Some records
· · ·

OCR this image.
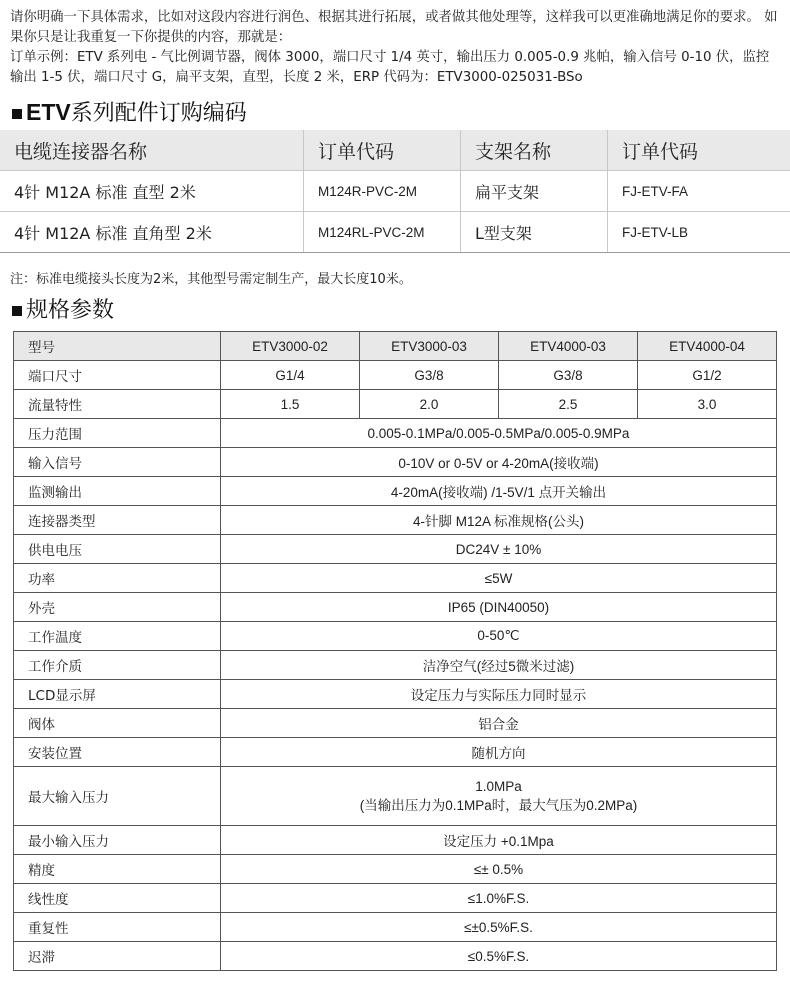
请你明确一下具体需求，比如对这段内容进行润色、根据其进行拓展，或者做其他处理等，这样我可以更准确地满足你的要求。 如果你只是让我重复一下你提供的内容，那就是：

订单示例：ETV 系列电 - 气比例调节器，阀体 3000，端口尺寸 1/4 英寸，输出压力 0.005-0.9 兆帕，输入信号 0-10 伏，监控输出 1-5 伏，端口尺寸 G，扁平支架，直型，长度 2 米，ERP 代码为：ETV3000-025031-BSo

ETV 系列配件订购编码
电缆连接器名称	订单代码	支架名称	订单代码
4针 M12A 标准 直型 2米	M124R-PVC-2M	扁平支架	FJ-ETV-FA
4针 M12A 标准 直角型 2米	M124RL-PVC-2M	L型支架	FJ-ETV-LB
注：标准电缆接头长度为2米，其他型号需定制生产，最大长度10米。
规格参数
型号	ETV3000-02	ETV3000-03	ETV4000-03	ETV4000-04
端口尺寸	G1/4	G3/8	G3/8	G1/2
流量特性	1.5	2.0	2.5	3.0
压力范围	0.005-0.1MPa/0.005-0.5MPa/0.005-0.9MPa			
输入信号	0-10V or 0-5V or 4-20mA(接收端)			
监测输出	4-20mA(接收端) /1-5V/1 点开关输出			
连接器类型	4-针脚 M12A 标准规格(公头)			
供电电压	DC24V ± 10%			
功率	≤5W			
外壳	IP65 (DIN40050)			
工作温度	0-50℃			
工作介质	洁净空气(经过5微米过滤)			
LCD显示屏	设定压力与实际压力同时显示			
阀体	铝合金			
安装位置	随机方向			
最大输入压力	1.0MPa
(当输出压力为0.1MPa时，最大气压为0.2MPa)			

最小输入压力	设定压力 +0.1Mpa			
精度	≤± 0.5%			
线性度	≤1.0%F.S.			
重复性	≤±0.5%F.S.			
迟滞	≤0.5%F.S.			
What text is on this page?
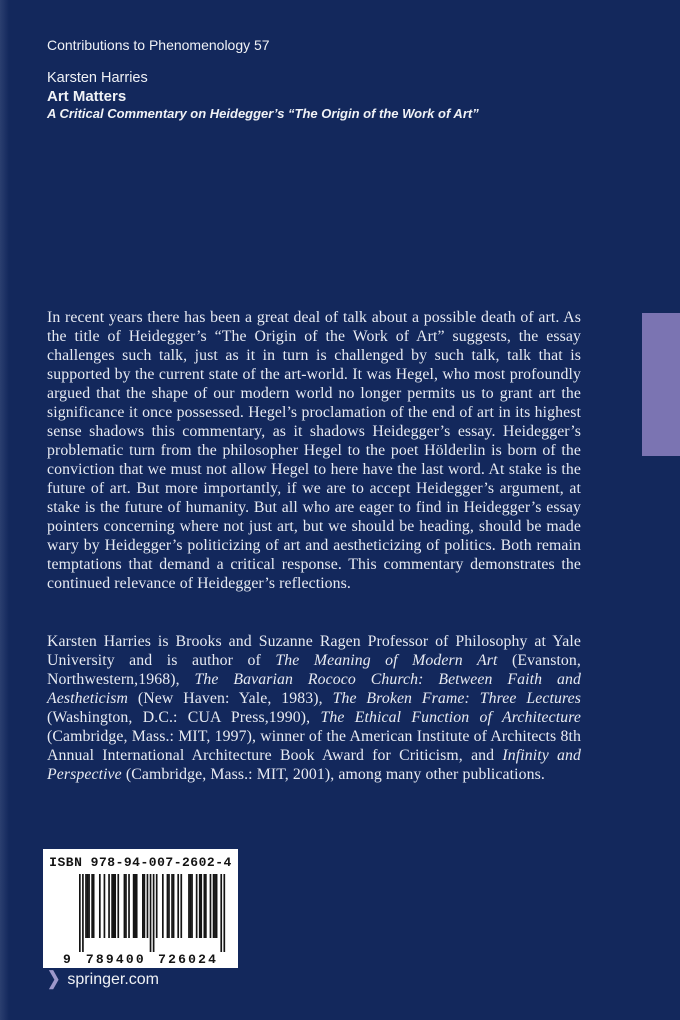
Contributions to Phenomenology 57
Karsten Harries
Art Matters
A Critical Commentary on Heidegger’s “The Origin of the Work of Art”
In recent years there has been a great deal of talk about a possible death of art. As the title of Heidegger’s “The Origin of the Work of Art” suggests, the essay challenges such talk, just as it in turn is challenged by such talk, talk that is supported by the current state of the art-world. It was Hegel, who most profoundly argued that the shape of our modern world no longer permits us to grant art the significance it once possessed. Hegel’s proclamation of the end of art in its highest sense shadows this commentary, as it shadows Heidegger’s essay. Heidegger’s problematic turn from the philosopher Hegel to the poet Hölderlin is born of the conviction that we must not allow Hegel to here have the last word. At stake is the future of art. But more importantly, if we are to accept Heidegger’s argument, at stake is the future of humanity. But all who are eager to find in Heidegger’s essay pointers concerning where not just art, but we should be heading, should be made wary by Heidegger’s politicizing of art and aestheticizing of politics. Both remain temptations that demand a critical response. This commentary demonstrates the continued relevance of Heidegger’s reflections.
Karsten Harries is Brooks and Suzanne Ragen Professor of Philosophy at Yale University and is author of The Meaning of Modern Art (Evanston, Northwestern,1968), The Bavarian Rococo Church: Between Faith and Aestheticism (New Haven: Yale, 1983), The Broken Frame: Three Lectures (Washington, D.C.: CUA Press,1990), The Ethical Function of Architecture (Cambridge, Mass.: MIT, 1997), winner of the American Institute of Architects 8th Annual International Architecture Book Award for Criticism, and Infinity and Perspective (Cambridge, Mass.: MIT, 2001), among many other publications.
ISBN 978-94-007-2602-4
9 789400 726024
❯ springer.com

· · ·

__STATED PROBLEM__
Search the entries for the word "Harries", then list each line that holds it.

__WORKED ANSWER__
Karsten Harries
Karsten Harries is Brooks and Suzanne Ragen Professor of Philosophy at Yale University and is author of The Meaning of Modern Art (Evanston, Northwestern,1968), The Bavarian Rococo Church: Between Faith and Aestheticism (New Haven: Yale, 1983), The Broken Frame: Three Lectures (Washington, D.C.: CUA Press,1990), The Ethical Function of Architecture (Cambridge, Mass.: MIT, 1997), winner of the American Institute of Architects 8th Annual International Architecture Book Award for Criticism, and Infinity and Perspective (Cambridge, Mass.: MIT, 2001), among many other publications.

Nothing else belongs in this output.